Check each line of the listing below for the string "this", and copy the ones that have it.

> Material supplied
- - -
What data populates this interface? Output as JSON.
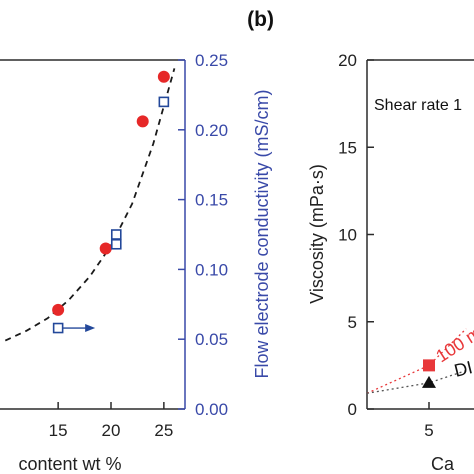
{
  "chart_data": [
    {
      "type": "scatter",
      "panel_label": "",
      "xlabel": "content wt %",
      "ylabel_right": "Flow electrode conductivity (mS/cm)",
      "xlim": [
        9.5,
        27
      ],
      "ylim_right": [
        0,
        0.25
      ],
      "x_ticks": [
        "15",
        "20",
        "25"
      ],
      "y_right_ticks": [
        "0.00",
        "0.05",
        "0.10",
        "0.15",
        "0.20",
        "0.25"
      ],
      "colors": {
        "axis": "#2b2b2b",
        "right_axis": "#3949a8",
        "filled": "#e62828",
        "open": "#23489a",
        "fit": "#1a1a1a"
      },
      "series": [
        {
          "style": "filled-circle",
          "x": [
            15,
            19.5,
            23,
            25
          ],
          "y": [
            0.071,
            0.115,
            0.206,
            0.238
          ]
        },
        {
          "style": "open-square",
          "x": [
            15,
            20.5,
            20.5,
            25
          ],
          "y": [
            0.058,
            0.118,
            0.125,
            0.22
          ]
        }
      ],
      "fit_curve": {
        "style": "dashed",
        "x": [
          10,
          12,
          14,
          16,
          18,
          20,
          22,
          24,
          26
        ],
        "y": [
          0.049,
          0.056,
          0.065,
          0.078,
          0.095,
          0.117,
          0.147,
          0.19,
          0.244
        ]
      },
      "arrow": {
        "from_x": 15,
        "to_x": 18.5,
        "y": 0.058,
        "direction": "right"
      }
    },
    {
      "type": "scatter",
      "panel_label": "(b)",
      "annotation": "Shear rate 1",
      "xlabel": "Ca",
      "ylabel": "Viscosity (mPa·s)",
      "xlim": [
        0,
        8
      ],
      "ylim": [
        0,
        20
      ],
      "x_ticks": [
        "5"
      ],
      "y_ticks": [
        "0",
        "5",
        "10",
        "15",
        "20"
      ],
      "colors": {
        "axis": "#2b2b2b",
        "red": "#e8383a",
        "black": "#111111"
      },
      "series": [
        {
          "name": "100 m",
          "style": "filled-square",
          "x": [
            0,
            5,
            8
          ],
          "y": [
            0.9,
            2.5,
            4.6
          ],
          "line": "dotted"
        },
        {
          "name": "DI",
          "style": "filled-triangle",
          "x": [
            0,
            5,
            8
          ],
          "y": [
            0.9,
            1.5,
            2.2
          ],
          "line": "dotted"
        }
      ]
    }
  ]
}
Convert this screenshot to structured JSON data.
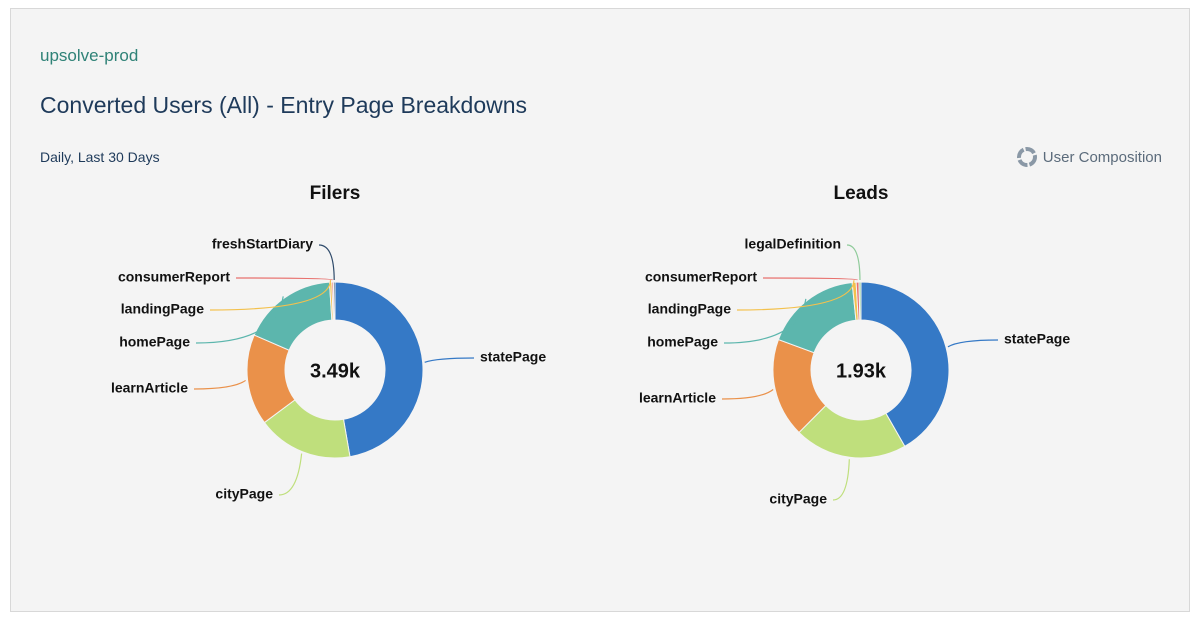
{
  "header": {
    "workspace": "upsolve-prod",
    "title": "Converted Users (All) - Entry Page Breakdowns",
    "range": "Daily, Last 30 Days",
    "action": "User Composition"
  },
  "chart_data": [
    {
      "type": "donut",
      "title": "Filers",
      "center_label": "3.49k",
      "categories": [
        "statePage",
        "cityPage",
        "learnArticle",
        "homePage",
        "landingPage",
        "consumerReport",
        "freshStartDiary"
      ],
      "values": [
        1650,
        612,
        582,
        611,
        15,
        10,
        10
      ],
      "colors": [
        "#3579c6",
        "#bfdf7c",
        "#ea914a",
        "#5cb6ad",
        "#f3c14d",
        "#e8716e",
        "#2e4a6a"
      ]
    },
    {
      "type": "donut",
      "title": "Leads",
      "center_label": "1.93k",
      "categories": [
        "statePage",
        "cityPage",
        "learnArticle",
        "homePage",
        "landingPage",
        "consumerReport",
        "legalDefinition"
      ],
      "values": [
        805,
        400,
        351,
        343,
        14,
        10,
        7
      ],
      "colors": [
        "#3579c6",
        "#bfdf7c",
        "#ea914a",
        "#5cb6ad",
        "#f3c14d",
        "#e8716e",
        "#8fcb9a"
      ]
    }
  ]
}
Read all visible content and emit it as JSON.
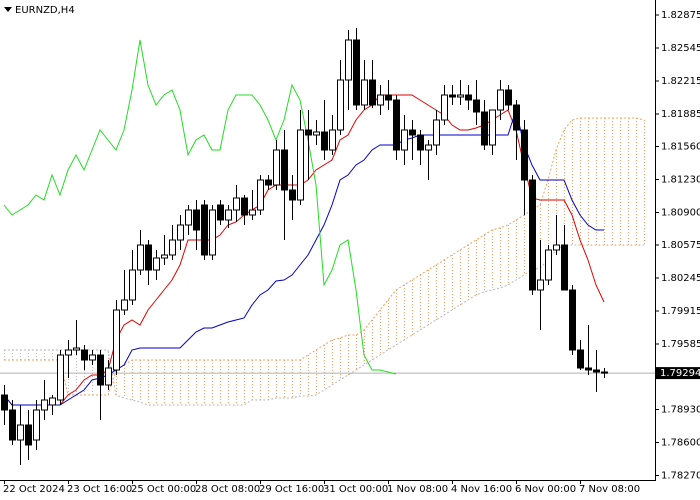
{
  "chart_data": {
    "type": "candlestick",
    "title": "EURNZD,H4",
    "categories": [
      "22 Oct 2024",
      null,
      null,
      null,
      null,
      null,
      null,
      null,
      "23 Oct 16:00",
      null,
      null,
      null,
      null,
      null,
      null,
      null,
      "25 Oct 00:00",
      null,
      null,
      null,
      null,
      null,
      null,
      null,
      "28 Oct 08:00",
      null,
      null,
      null,
      null,
      null,
      null,
      null,
      "29 Oct 16:00",
      null,
      null,
      null,
      null,
      null,
      null,
      null,
      "31 Oct 00:00",
      null,
      null,
      null,
      null,
      null,
      null,
      null,
      "1 Nov 08:00",
      null,
      null,
      null,
      null,
      null,
      null,
      null,
      "4 Nov 16:00",
      null,
      null,
      null,
      null,
      null,
      null,
      null,
      "6 Nov 00:00",
      null,
      null,
      null,
      null,
      null,
      null,
      null,
      "7 Nov 08:00",
      null,
      null,
      null,
      null,
      null,
      null,
      null,
      null,
      null
    ],
    "open": [
      1.79075,
      1.78925,
      1.78625,
      1.78775,
      1.78625,
      1.78925,
      1.78975,
      1.79025,
      1.79475,
      1.79525,
      1.79525,
      1.79425,
      1.79475,
      1.79175,
      1.79325,
      1.79925,
      1.80025,
      1.80325,
      1.80575,
      1.80325,
      1.80445,
      1.80475,
      1.80625,
      1.80775,
      1.80925,
      1.80975,
      1.80475,
      1.80975,
      1.80825,
      1.80925,
      1.81045,
      1.80875,
      1.80925,
      1.81225,
      1.81175,
      1.81525,
      1.81125,
      1.81025,
      1.81725,
      1.81675,
      1.81705,
      1.81525,
      1.81725,
      1.82225,
      1.82625,
      1.81975,
      1.82225,
      1.81975,
      1.82075,
      1.82025,
      1.81525,
      1.81725,
      1.81675,
      1.81525,
      1.81575,
      1.81825,
      1.82075,
      1.82055,
      1.82075,
      1.82025,
      1.81905,
      1.81575,
      1.81925,
      1.82125,
      1.81975,
      1.81725,
      1.81225,
      1.80125,
      1.80225,
      1.80525,
      1.80575,
      1.80125,
      1.79525,
      1.79345,
      1.79325,
      1.79305,
      null,
      null,
      null,
      null,
      null,
      null
    ],
    "high": [
      1.79175,
      1.79025,
      1.78975,
      1.78925,
      1.79025,
      1.79225,
      1.79075,
      1.79525,
      1.79625,
      1.79825,
      1.79575,
      1.79525,
      1.79525,
      1.79425,
      1.80025,
      1.80325,
      1.80525,
      1.80725,
      1.80625,
      1.80525,
      1.80675,
      1.80775,
      1.80875,
      1.80975,
      1.81025,
      1.81025,
      1.80975,
      1.81025,
      1.80975,
      1.81175,
      1.81075,
      1.81125,
      1.81275,
      1.81275,
      1.81625,
      1.81725,
      1.81275,
      1.81925,
      1.81925,
      1.81825,
      1.82025,
      1.81875,
      1.82425,
      1.82725,
      1.82745,
      1.82425,
      1.82425,
      1.82175,
      1.82225,
      1.82075,
      1.81875,
      1.81825,
      1.81725,
      1.81625,
      1.81925,
      1.82175,
      1.82175,
      1.82225,
      1.82175,
      1.82225,
      1.82025,
      1.81925,
      1.82225,
      1.82175,
      1.82025,
      1.81825,
      1.81275,
      1.80625,
      1.80575,
      1.80875,
      1.80775,
      1.80175,
      1.79625,
      1.79775,
      1.79525,
      1.79345,
      null,
      null,
      null,
      null,
      null,
      null
    ],
    "low": [
      1.78775,
      1.78575,
      1.78375,
      1.78425,
      1.78525,
      1.78825,
      1.78875,
      1.78975,
      1.79245,
      1.79475,
      1.79325,
      1.79375,
      1.78825,
      1.79125,
      1.79275,
      1.79875,
      1.79975,
      1.80275,
      1.80175,
      1.80225,
      1.80375,
      1.80425,
      1.80525,
      1.80675,
      1.80525,
      1.80425,
      1.80425,
      1.80775,
      1.80745,
      1.80805,
      1.80775,
      1.80825,
      1.80875,
      1.81125,
      1.81125,
      1.80625,
      1.80825,
      1.80975,
      1.81225,
      1.81575,
      1.81425,
      1.81475,
      1.81675,
      1.81925,
      1.81925,
      1.81925,
      1.81945,
      1.81875,
      1.81925,
      1.81425,
      1.81375,
      1.81425,
      1.81375,
      1.81225,
      1.81475,
      1.81775,
      1.81975,
      1.81975,
      1.81925,
      1.81775,
      1.81525,
      1.81475,
      1.81825,
      1.81925,
      1.81425,
      1.80875,
      1.80075,
      1.79725,
      1.80175,
      1.80475,
      1.80125,
      1.79475,
      1.79325,
      1.79275,
      1.79105,
      1.79245,
      null,
      null,
      null,
      null,
      null,
      null
    ],
    "close": [
      1.78925,
      1.78625,
      1.78775,
      1.78575,
      1.78925,
      1.79025,
      1.79045,
      1.79475,
      1.79525,
      1.79545,
      1.79425,
      1.79475,
      1.79175,
      1.79345,
      1.79925,
      1.80025,
      1.80325,
      1.80575,
      1.80325,
      1.80445,
      1.80475,
      1.80625,
      1.80775,
      1.80925,
      1.80725,
      1.80475,
      1.80925,
      1.80825,
      1.80925,
      1.81045,
      1.80875,
      1.80925,
      1.81225,
      1.81175,
      1.81525,
      1.81125,
      1.81025,
      1.81725,
      1.81675,
      1.81705,
      1.81525,
      1.81725,
      1.82225,
      1.82625,
      1.81975,
      1.82225,
      1.81975,
      1.82075,
      1.82025,
      1.81525,
      1.81725,
      1.81675,
      1.81525,
      1.81575,
      1.81825,
      1.82075,
      1.82055,
      1.82075,
      1.82025,
      1.81905,
      1.81575,
      1.81925,
      1.82125,
      1.81975,
      1.81725,
      1.81225,
      1.80125,
      1.80225,
      1.80525,
      1.80575,
      1.80125,
      1.79525,
      1.79345,
      1.79325,
      1.79305,
      1.79294,
      null,
      null,
      null,
      null,
      null,
      null
    ],
    "up_color": "#ffffff",
    "down_color": "#000000",
    "lines": [
      {
        "color": "#e00000",
        "values": [
          1.79075,
          1.78975,
          1.78975,
          1.78975,
          1.78975,
          1.78975,
          1.78975,
          1.78975,
          1.79075,
          1.79125,
          1.79225,
          1.79275,
          1.79275,
          1.79325,
          1.79625,
          1.79775,
          1.79825,
          1.79775,
          1.79925,
          1.80025,
          1.80125,
          1.80225,
          1.80375,
          1.80625,
          1.80625,
          1.80625,
          1.80625,
          1.80675,
          1.80775,
          1.80805,
          1.80875,
          1.80925,
          1.80975,
          1.81125,
          1.81175,
          1.81175,
          1.81175,
          1.81175,
          1.81225,
          1.81325,
          1.81375,
          1.81425,
          1.81625,
          1.81675,
          1.81825,
          1.81925,
          1.81975,
          1.82075,
          1.82075,
          1.82075,
          1.82075,
          1.82075,
          1.82025,
          1.81975,
          1.81925,
          1.81875,
          1.81775,
          1.81725,
          1.81725,
          1.81745,
          1.81775,
          1.81825,
          1.81875,
          1.81925,
          1.81725,
          1.81375,
          1.81045,
          1.81025,
          1.81025,
          1.81025,
          1.81025,
          1.80875,
          1.80625,
          1.80425,
          1.80175,
          1.80005,
          null,
          null,
          null,
          null,
          null,
          null
        ]
      },
      {
        "color": "#0000c8",
        "values": [
          1.79075,
          1.78975,
          1.78975,
          1.78975,
          1.78975,
          1.78975,
          1.78975,
          1.78975,
          1.79025,
          1.79075,
          1.79125,
          1.79225,
          1.79245,
          1.79275,
          1.79325,
          1.79375,
          1.79525,
          1.79545,
          1.79545,
          1.79545,
          1.79545,
          1.79545,
          1.79545,
          1.79625,
          1.79705,
          1.79745,
          1.79745,
          1.79775,
          1.79805,
          1.79825,
          1.79845,
          1.79975,
          1.80075,
          1.80125,
          1.80215,
          1.80225,
          1.80275,
          1.80375,
          1.80475,
          1.80625,
          1.80775,
          1.80975,
          1.81225,
          1.81275,
          1.81375,
          1.81425,
          1.81525,
          1.81575,
          1.81575,
          1.81575,
          1.81625,
          1.81645,
          1.81675,
          1.81675,
          1.81675,
          1.81675,
          1.81675,
          1.81675,
          1.81675,
          1.81675,
          1.81675,
          1.81675,
          1.81675,
          1.81675,
          1.81925,
          1.81575,
          1.81375,
          1.81225,
          1.81225,
          1.81225,
          1.81225,
          1.81025,
          1.80875,
          1.80775,
          1.80725,
          1.80725,
          null,
          null,
          null,
          null,
          null,
          null
        ]
      },
      {
        "color": "#22dd22",
        "values": [
          1.80975,
          1.80875,
          1.80925,
          1.80975,
          1.81075,
          1.81025,
          1.81275,
          1.81075,
          1.81325,
          1.81475,
          1.81325,
          1.81525,
          1.81725,
          1.81625,
          1.81525,
          1.81725,
          1.82125,
          1.82625,
          1.82175,
          1.81975,
          1.82075,
          1.82125,
          1.81925,
          1.81475,
          1.81625,
          1.81675,
          1.81525,
          1.81525,
          1.81925,
          1.82075,
          1.82075,
          1.82075,
          1.81975,
          1.81825,
          1.81625,
          1.81825,
          1.82175,
          1.82025,
          1.81625,
          1.81175,
          1.80175,
          1.80325,
          1.80575,
          1.80625,
          1.80125,
          1.79475,
          1.79325,
          1.79325,
          1.79305,
          1.79285,
          null,
          null,
          null,
          null,
          null,
          null,
          null,
          null,
          null,
          null,
          null,
          null,
          null,
          null,
          null,
          null,
          null,
          null,
          null,
          null,
          null,
          null,
          null,
          null,
          null,
          null,
          null,
          null,
          null,
          null,
          null,
          null
        ]
      }
    ],
    "cloud": {
      "up_color": "#f0a060",
      "down_color": "#b8b8b8",
      "span_a": [
        1.79425,
        1.79425,
        1.79425,
        1.79425,
        1.79425,
        1.79425,
        1.79425,
        1.79425,
        1.79075,
        1.79075,
        1.79075,
        1.79075,
        1.79075,
        1.79075,
        1.79325,
        1.79375,
        1.79425,
        1.79425,
        1.79425,
        1.79425,
        1.79425,
        1.79425,
        1.79425,
        1.79425,
        1.79425,
        1.79425,
        1.79425,
        1.79425,
        1.79425,
        1.79425,
        1.79425,
        1.79425,
        1.79425,
        1.79425,
        1.79425,
        1.79425,
        1.79425,
        1.79425,
        1.79475,
        1.79525,
        1.79575,
        1.79625,
        1.79645,
        1.79675,
        1.79675,
        1.79725,
        1.79825,
        1.79925,
        1.80025,
        1.80125,
        1.80175,
        1.80225,
        1.80275,
        1.80325,
        1.80375,
        1.80425,
        1.80475,
        1.80525,
        1.80575,
        1.80625,
        1.80675,
        1.80725,
        1.80745,
        1.80775,
        1.80825,
        1.80875,
        1.80925,
        1.80975,
        1.81225,
        1.81525,
        1.81725,
        1.81825,
        1.81845,
        1.81845,
        1.81845,
        1.81845,
        1.81845,
        1.81845,
        1.81845,
        1.81845,
        1.81825,
        null
      ],
      "span_b": [
        1.79525,
        1.79525,
        1.79525,
        1.79525,
        1.79525,
        1.79525,
        1.79525,
        1.79525,
        1.79525,
        1.79525,
        1.79525,
        1.79525,
        1.79525,
        1.79525,
        1.79075,
        1.79045,
        1.79025,
        1.79005,
        1.78975,
        1.78975,
        1.78975,
        1.78975,
        1.78975,
        1.78975,
        1.78975,
        1.78975,
        1.78975,
        1.78975,
        1.78975,
        1.78975,
        1.78975,
        1.79025,
        1.79025,
        1.79025,
        1.79045,
        1.79045,
        1.79045,
        1.79065,
        1.79065,
        1.79075,
        1.79125,
        1.79175,
        1.79225,
        1.79275,
        1.79325,
        1.79375,
        1.79425,
        1.79475,
        1.79525,
        1.79575,
        1.79625,
        1.79675,
        1.79725,
        1.79775,
        1.79825,
        1.79875,
        1.79925,
        1.79975,
        1.80025,
        1.80075,
        1.80105,
        1.80125,
        1.80145,
        1.80175,
        1.80225,
        1.80275,
        1.80325,
        1.80345,
        1.80425,
        1.80525,
        1.80575,
        1.80575,
        1.80575,
        1.80575,
        1.80575,
        1.80575,
        1.80575,
        1.80575,
        1.80575,
        1.80575,
        1.80575,
        null
      ]
    },
    "ylim": [
      1.78225,
      1.83025
    ],
    "yticks": [
      1.82875,
      1.82545,
      1.82215,
      1.81885,
      {
        "value": 1.8156,
        "label": "1.81560"
      },
      {
        "value": 1.8123,
        "label": "1.81230"
      },
      {
        "value": 1.809,
        "label": "1.80900"
      },
      1.80575,
      1.80245,
      1.79915,
      1.79585,
      {
        "value": 1.7893,
        "label": "1.78930"
      },
      {
        "value": 1.786,
        "label": "1.78600"
      },
      {
        "value": 1.7827,
        "label": "1.78270"
      }
    ],
    "grid": false
  }
}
- - -
> Task output
What data populates this interface? Output as JSON.
Convert this screenshot to structured JSON data.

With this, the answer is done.